#### Your task
Print all of the data exactly.

━━━

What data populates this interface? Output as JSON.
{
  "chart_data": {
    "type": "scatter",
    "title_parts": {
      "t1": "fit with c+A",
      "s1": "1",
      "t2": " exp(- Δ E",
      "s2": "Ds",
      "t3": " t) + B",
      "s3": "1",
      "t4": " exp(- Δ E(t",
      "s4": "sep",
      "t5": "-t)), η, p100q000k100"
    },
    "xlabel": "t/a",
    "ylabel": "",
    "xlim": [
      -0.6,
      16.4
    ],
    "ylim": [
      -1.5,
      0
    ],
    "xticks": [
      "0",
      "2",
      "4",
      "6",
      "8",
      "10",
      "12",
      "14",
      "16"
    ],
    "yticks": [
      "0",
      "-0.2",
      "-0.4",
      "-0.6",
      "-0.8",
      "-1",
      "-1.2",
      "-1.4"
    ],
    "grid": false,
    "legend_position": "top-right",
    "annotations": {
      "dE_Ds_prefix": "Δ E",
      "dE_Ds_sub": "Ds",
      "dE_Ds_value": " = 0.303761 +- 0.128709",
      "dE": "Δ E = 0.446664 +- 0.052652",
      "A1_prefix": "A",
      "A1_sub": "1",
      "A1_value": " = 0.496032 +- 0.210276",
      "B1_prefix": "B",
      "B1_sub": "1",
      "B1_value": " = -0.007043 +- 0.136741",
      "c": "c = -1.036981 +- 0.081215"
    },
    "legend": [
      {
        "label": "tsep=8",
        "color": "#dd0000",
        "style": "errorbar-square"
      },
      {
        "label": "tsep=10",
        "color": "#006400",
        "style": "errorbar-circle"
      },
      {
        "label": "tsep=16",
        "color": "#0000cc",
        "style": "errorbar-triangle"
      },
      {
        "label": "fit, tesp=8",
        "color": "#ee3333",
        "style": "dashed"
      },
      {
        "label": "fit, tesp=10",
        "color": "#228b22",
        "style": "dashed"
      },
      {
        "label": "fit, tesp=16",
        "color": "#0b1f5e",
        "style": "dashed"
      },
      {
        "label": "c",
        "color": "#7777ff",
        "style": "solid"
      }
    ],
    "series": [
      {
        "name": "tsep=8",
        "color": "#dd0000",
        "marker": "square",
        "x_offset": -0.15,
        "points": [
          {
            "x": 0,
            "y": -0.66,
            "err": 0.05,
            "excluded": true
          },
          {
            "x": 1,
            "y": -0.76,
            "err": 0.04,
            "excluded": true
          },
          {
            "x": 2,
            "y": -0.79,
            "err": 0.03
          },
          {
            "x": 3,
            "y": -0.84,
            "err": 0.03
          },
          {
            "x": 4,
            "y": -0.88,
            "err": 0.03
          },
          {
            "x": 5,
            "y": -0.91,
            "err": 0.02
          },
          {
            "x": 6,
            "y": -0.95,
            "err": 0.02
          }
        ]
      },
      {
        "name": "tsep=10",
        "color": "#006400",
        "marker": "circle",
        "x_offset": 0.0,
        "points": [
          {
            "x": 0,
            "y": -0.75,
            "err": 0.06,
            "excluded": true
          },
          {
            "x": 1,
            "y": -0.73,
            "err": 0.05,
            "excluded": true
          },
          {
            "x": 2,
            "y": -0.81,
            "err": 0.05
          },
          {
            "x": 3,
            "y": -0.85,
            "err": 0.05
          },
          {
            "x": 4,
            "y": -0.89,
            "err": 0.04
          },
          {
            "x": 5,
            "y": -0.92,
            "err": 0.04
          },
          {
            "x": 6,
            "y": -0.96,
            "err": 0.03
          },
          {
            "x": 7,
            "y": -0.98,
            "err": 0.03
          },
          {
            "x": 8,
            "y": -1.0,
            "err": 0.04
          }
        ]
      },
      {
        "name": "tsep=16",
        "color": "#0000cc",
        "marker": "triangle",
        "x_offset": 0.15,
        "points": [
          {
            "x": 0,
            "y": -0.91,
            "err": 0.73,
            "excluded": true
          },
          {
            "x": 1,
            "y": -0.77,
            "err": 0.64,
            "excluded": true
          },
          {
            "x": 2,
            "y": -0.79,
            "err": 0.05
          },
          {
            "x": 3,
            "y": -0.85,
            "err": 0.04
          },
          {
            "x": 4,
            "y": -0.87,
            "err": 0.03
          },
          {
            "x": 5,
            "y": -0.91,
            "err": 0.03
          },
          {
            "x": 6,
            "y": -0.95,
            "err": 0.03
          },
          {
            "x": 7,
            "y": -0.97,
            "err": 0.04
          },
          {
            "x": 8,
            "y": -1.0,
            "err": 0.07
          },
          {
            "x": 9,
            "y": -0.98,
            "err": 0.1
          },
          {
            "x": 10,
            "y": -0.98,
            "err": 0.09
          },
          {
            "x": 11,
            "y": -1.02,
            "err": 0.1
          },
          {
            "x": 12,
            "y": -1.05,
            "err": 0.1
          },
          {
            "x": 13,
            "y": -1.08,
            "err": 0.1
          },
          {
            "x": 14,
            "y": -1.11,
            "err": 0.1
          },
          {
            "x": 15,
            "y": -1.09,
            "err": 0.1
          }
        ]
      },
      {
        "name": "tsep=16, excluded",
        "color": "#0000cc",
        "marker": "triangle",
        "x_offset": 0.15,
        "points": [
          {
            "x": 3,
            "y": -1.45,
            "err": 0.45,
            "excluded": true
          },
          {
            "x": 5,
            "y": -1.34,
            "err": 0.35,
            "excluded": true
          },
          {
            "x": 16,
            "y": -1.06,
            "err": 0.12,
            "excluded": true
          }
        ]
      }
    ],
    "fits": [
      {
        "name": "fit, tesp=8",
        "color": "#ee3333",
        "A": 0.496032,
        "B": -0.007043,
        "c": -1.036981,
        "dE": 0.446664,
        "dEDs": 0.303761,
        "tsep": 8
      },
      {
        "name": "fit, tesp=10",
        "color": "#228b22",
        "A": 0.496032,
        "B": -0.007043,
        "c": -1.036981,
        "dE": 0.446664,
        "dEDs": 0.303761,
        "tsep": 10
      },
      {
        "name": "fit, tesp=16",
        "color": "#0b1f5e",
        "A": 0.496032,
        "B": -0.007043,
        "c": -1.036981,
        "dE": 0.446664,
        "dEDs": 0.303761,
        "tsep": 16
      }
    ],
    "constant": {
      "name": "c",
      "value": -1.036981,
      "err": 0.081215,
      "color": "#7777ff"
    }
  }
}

━━━

#### Correct answer
What data populates this interface? Output as JSON.
{
  "chart_data": {
    "type": "scatter",
    "title_parts": {
      "t1": "fit with c+A",
      "s1": "1",
      "t2": " exp(- Δ E",
      "s2": "Ds",
      "t3": " t) + B",
      "s3": "1",
      "t4": " exp(- Δ E(t",
      "s4": "sep",
      "t5": "-t)), η, p100q000k100"
    },
    "xlabel": "t/a",
    "ylabel": "",
    "xlim": [
      -0.6,
      16.4
    ],
    "ylim": [
      -1.5,
      0
    ],
    "xticks": [
      "0",
      "2",
      "4",
      "6",
      "8",
      "10",
      "12",
      "14",
      "16"
    ],
    "yticks": [
      "0",
      "-0.2",
      "-0.4",
      "-0.6",
      "-0.8",
      "-1",
      "-1.2",
      "-1.4"
    ],
    "grid": false,
    "legend_position": "top-right",
    "annotations": {
      "dE_Ds_prefix": "Δ E",
      "dE_Ds_sub": "Ds",
      "dE_Ds_value": " = 0.303761 +- 0.128709",
      "dE": "Δ E = 0.446664 +- 0.052652",
      "A1_prefix": "A",
      "A1_sub": "1",
      "A1_value": " = 0.496032 +- 0.210276",
      "B1_prefix": "B",
      "B1_sub": "1",
      "B1_value": " = -0.007043 +- 0.136741",
      "c": "c = -1.036981 +- 0.081215"
    },
    "legend": [
      {
        "label": "tsep=8",
        "color": "#dd0000",
        "style": "errorbar-square"
      },
      {
        "label": "tsep=10",
        "color": "#006400",
        "style": "errorbar-circle"
      },
      {
        "label": "tsep=16",
        "color": "#0000cc",
        "style": "errorbar-triangle"
      },
      {
        "label": "fit, tesp=8",
        "color": "#ee3333",
        "style": "dashed"
      },
      {
        "label": "fit, tesp=10",
        "color": "#228b22",
        "style": "dashed"
      },
      {
        "label": "fit, tesp=16",
        "color": "#0b1f5e",
        "style": "dashed"
      },
      {
        "label": "c",
        "color": "#7777ff",
        "style": "solid"
      }
    ],
    "series": [
      {
        "name": "tsep=8",
        "color": "#dd0000",
        "marker": "square",
        "x_offset": -0.15,
        "points": [
          {
            "x": 0,
            "y": -0.66,
            "err": 0.05,
            "excluded": true
          },
          {
            "x": 1,
            "y": -0.76,
            "err": 0.04,
            "excluded": true
          },
          {
            "x": 2,
            "y": -0.79,
            "err": 0.03
          },
          {
            "x": 3,
            "y": -0.84,
            "err": 0.03
          },
          {
            "x": 4,
            "y": -0.88,
            "err": 0.03
          },
          {
            "x": 5,
            "y": -0.91,
            "err": 0.02
          },
          {
            "x": 6,
            "y": -0.95,
            "err": 0.02
          }
        ]
      },
      {
        "name": "tsep=10",
        "color": "#006400",
        "marker": "circle",
        "x_offset": 0.0,
        "points": [
          {
            "x": 0,
            "y": -0.75,
            "err": 0.06,
            "excluded": true
          },
          {
            "x": 1,
            "y": -0.73,
            "err": 0.05,
            "excluded": true
          },
          {
            "x": 2,
            "y": -0.81,
            "err": 0.05
          },
          {
            "x": 3,
            "y": -0.85,
            "err": 0.05
          },
          {
            "x": 4,
            "y": -0.89,
            "err": 0.04
          },
          {
            "x": 5,
            "y": -0.92,
            "err": 0.04
          },
          {
            "x": 6,
            "y": -0.96,
            "err": 0.03
          },
          {
            "x": 7,
            "y": -0.98,
            "err": 0.03
          },
          {
            "x": 8,
            "y": -1.0,
            "err": 0.04
          }
        ]
      },
      {
        "name": "tsep=16",
        "color": "#0000cc",
        "marker": "triangle",
        "x_offset": 0.15,
        "points": [
          {
            "x": 0,
            "y": -0.91,
            "err": 0.73,
            "excluded": true
          },
          {
            "x": 1,
            "y": -0.77,
            "err": 0.64,
            "excluded": true
          },
          {
            "x": 2,
            "y": -0.79,
            "err": 0.05
          },
          {
            "x": 3,
            "y": -0.85,
            "err": 0.04
          },
          {
            "x": 4,
            "y": -0.87,
            "err": 0.03
          },
          {
            "x": 5,
            "y": -0.91,
            "err": 0.03
          },
          {
            "x": 6,
            "y": -0.95,
            "err": 0.03
          },
          {
            "x": 7,
            "y": -0.97,
            "err": 0.04
          },
          {
            "x": 8,
            "y": -1.0,
            "err": 0.07
          },
          {
            "x": 9,
            "y": -0.98,
            "err": 0.1
          },
          {
            "x": 10,
            "y": -0.98,
            "err": 0.09
          },
          {
            "x": 11,
            "y": -1.02,
            "err": 0.1
          },
          {
            "x": 12,
            "y": -1.05,
            "err": 0.1
          },
          {
            "x": 13,
            "y": -1.08,
            "err": 0.1
          },
          {
            "x": 14,
            "y": -1.11,
            "err": 0.1
          },
          {
            "x": 15,
            "y": -1.09,
            "err": 0.1
          }
        ]
      },
      {
        "name": "tsep=16, excluded",
        "color": "#0000cc",
        "marker": "triangle",
        "x_offset": 0.15,
        "points": [
          {
            "x": 3,
            "y": -1.45,
            "err": 0.45,
            "excluded": true
          },
          {
            "x": 5,
            "y": -1.34,
            "err": 0.35,
            "excluded": true
          },
          {
            "x": 16,
            "y": -1.06,
            "err": 0.12,
            "excluded": true
          }
        ]
      }
    ],
    "fits": [
      {
        "name": "fit, tesp=8",
        "color": "#ee3333",
        "A": 0.496032,
        "B": -0.007043,
        "c": -1.036981,
        "dE": 0.446664,
        "dEDs": 0.303761,
        "tsep": 8
      },
      {
        "name": "fit, tesp=10",
        "color": "#228b22",
        "A": 0.496032,
        "B": -0.007043,
        "c": -1.036981,
        "dE": 0.446664,
        "dEDs": 0.303761,
        "tsep": 10
      },
      {
        "name": "fit, tesp=16",
        "color": "#0b1f5e",
        "A": 0.496032,
        "B": -0.007043,
        "c": -1.036981,
        "dE": 0.446664,
        "dEDs": 0.303761,
        "tsep": 16
      }
    ],
    "constant": {
      "name": "c",
      "value": -1.036981,
      "err": 0.081215,
      "color": "#7777ff"
    }
  }
}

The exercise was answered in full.